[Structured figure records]
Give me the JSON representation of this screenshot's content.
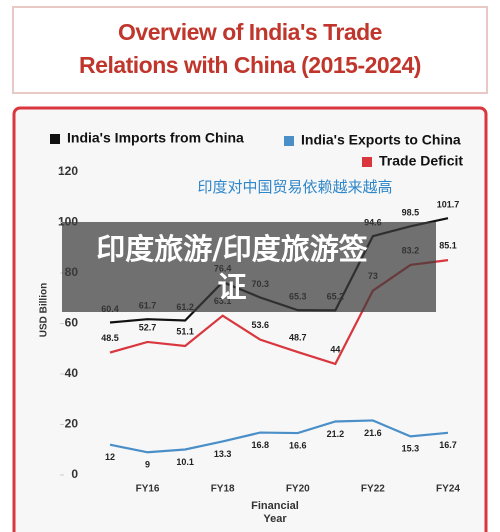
{
  "header": {
    "title": "Overview of India's Trade Relations with China (2015-2024)"
  },
  "chart_data": {
    "type": "line",
    "subtitle": "印度对中国贸易依赖越来越高",
    "y_label": "USD Billion",
    "x_label": "Financial Year",
    "categories": [
      null,
      "FY16",
      null,
      "FY18",
      null,
      "FY20",
      null,
      "FY22",
      null,
      "FY24"
    ],
    "series": [
      {
        "name": "India's Imports from China",
        "color": "#111111",
        "values": [
          60.4,
          61.7,
          61.2,
          76.4,
          70.3,
          65.3,
          65.2,
          94.6,
          98.5,
          101.7
        ]
      },
      {
        "name": "India's Exports to China",
        "color": "#4a8fc8",
        "values": [
          12,
          9,
          10.1,
          13.3,
          16.8,
          16.6,
          21.2,
          21.6,
          15.3,
          16.7
        ]
      },
      {
        "name": "Trade Deficit",
        "color": "#d9363e",
        "values": [
          48.5,
          52.7,
          51.1,
          63.1,
          53.6,
          48.7,
          44,
          73,
          83.2,
          85.1
        ]
      }
    ],
    "ylim": [
      0,
      120
    ],
    "yticks": [
      0,
      20,
      40,
      60,
      80,
      100,
      120
    ]
  },
  "overlay": {
    "text": "印度旅游/印度旅游签证"
  }
}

_PROBLEM TO SOLVE_:
Within the data above, pick out all lines holding the word "India".

_EXERCISE OUTPUT_:
    "title": "Overview of India's Trade Relations with China (2015-2024)"
        "name": "India's Imports from China",
        "name": "India's Exports to China",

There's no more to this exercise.